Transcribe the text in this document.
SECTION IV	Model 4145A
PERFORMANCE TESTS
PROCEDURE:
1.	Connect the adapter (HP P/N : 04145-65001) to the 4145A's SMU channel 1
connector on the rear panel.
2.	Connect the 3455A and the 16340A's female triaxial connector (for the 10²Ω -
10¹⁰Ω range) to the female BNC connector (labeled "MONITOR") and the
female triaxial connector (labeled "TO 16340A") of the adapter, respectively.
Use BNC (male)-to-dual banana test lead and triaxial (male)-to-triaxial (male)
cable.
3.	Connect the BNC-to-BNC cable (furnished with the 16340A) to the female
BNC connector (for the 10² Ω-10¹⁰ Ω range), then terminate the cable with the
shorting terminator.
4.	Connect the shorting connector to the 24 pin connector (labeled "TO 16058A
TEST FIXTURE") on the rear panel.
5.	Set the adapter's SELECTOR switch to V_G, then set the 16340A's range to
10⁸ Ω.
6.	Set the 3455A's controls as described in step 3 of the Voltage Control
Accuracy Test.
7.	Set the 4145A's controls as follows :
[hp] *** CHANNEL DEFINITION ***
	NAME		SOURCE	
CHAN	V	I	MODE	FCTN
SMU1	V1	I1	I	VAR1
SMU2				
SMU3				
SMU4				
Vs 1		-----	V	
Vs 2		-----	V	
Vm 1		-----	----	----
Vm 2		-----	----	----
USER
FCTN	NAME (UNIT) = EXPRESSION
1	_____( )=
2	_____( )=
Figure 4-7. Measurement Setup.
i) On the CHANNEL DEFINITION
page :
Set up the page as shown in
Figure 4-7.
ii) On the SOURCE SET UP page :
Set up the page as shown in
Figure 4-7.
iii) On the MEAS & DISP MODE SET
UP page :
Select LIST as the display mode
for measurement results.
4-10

++++++++++

> _What you will do_: Output the full listing without altering anything.

> _Answer in full_:
Transcribe the text in this document.
SECTION IV	Model 4145A
PERFORMANCE TESTS
PROCEDURE:
1.	Connect the adapter (HP P/N : 04145-65001) to the 4145A's SMU channel 1
connector on the rear panel.
2.	Connect the 3455A and the 16340A's female triaxial connector (for the 10²Ω -
10¹⁰Ω range) to the female BNC connector (labeled "MONITOR") and the
female triaxial connector (labeled "TO 16340A") of the adapter, respectively.
Use BNC (male)-to-dual banana test lead and triaxial (male)-to-triaxial (male)
cable.
3.	Connect the BNC-to-BNC cable (furnished with the 16340A) to the female
BNC connector (for the 10² Ω-10¹⁰ Ω range), then terminate the cable with the
shorting terminator.
4.	Connect the shorting connector to the 24 pin connector (labeled "TO 16058A
TEST FIXTURE") on the rear panel.
5.	Set the adapter's SELECTOR switch to V_G, then set the 16340A's range to
10⁸ Ω.
6.	Set the 3455A's controls as described in step 3 of the Voltage Control
Accuracy Test.
7.	Set the 4145A's controls as follows :
[hp] *** CHANNEL DEFINITION ***
	NAME		SOURCE	
CHAN	V	I	MODE	FCTN
SMU1	V1	I1	I	VAR1
SMU2				
SMU3				
SMU4				
Vs 1		-----	V	
Vs 2		-----	V	
Vm 1		-----	----	----
Vm 2		-----	----	----
USER
FCTN	NAME (UNIT) = EXPRESSION
1	_____( )=
2	_____( )=
Figure 4-7. Measurement Setup.
i) On the CHANNEL DEFINITION
page :
Set up the page as shown in
Figure 4-7.
ii) On the SOURCE SET UP page :
Set up the page as shown in
Figure 4-7.
iii) On the MEAS & DISP MODE SET
UP page :
Select LIST as the display mode
for measurement results.
4-10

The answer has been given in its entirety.